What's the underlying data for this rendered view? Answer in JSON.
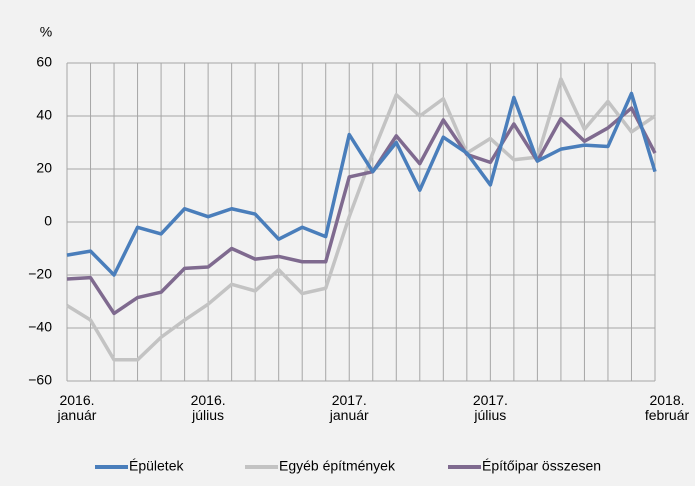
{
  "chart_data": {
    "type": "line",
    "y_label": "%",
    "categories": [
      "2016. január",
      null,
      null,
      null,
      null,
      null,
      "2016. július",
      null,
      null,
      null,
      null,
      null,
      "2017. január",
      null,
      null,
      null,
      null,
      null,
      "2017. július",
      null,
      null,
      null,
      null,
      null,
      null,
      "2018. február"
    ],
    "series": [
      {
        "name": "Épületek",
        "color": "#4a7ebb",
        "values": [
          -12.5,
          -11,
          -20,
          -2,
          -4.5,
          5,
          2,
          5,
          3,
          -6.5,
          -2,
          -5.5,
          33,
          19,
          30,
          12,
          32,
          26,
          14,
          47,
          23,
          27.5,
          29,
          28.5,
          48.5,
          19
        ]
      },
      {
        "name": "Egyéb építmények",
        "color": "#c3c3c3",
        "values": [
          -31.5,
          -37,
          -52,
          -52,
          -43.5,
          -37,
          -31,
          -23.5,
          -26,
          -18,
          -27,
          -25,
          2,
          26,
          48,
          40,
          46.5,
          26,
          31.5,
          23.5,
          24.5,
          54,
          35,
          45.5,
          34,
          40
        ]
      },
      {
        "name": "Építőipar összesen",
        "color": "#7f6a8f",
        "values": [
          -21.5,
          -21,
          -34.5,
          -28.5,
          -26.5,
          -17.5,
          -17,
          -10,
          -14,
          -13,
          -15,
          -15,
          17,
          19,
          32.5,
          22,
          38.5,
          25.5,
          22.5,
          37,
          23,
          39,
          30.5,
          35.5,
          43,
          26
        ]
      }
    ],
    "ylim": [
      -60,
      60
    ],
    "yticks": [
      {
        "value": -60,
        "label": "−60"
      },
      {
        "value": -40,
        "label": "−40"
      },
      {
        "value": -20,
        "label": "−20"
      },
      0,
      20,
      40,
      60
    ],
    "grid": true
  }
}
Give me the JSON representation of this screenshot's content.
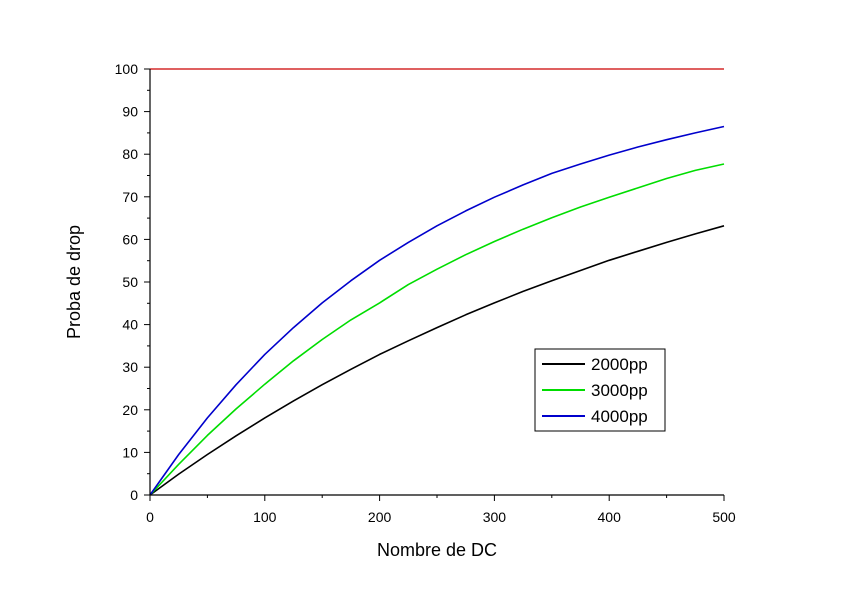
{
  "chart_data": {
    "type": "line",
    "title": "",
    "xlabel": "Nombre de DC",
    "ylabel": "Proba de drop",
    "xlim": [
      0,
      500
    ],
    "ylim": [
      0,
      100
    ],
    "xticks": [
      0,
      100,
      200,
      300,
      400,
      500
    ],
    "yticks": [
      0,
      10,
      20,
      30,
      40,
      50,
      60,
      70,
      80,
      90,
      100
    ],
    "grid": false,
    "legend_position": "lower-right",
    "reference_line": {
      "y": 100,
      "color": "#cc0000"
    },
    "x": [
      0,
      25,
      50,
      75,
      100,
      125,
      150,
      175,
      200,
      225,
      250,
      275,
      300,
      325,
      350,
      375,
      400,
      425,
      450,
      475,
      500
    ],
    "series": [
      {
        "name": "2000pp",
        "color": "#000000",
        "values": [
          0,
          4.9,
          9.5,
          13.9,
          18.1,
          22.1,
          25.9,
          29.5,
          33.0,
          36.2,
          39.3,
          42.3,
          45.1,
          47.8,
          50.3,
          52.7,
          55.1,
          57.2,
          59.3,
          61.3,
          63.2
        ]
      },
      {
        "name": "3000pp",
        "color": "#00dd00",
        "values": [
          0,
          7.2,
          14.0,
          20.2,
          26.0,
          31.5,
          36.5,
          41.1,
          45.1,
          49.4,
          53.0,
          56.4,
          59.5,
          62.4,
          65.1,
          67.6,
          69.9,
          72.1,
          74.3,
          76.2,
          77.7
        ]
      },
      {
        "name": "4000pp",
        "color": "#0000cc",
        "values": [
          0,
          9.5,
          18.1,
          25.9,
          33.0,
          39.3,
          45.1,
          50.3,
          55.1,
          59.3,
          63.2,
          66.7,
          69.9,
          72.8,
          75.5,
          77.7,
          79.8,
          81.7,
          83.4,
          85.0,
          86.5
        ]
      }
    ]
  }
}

==============================

■ THE TASK:
Copy every line in the records above that contains the word "this".

■ RESULT OF THE TASK:
What's the underlying data for this rendered view? Answer in JSON.
Give me the JSON representation of this screenshot's content.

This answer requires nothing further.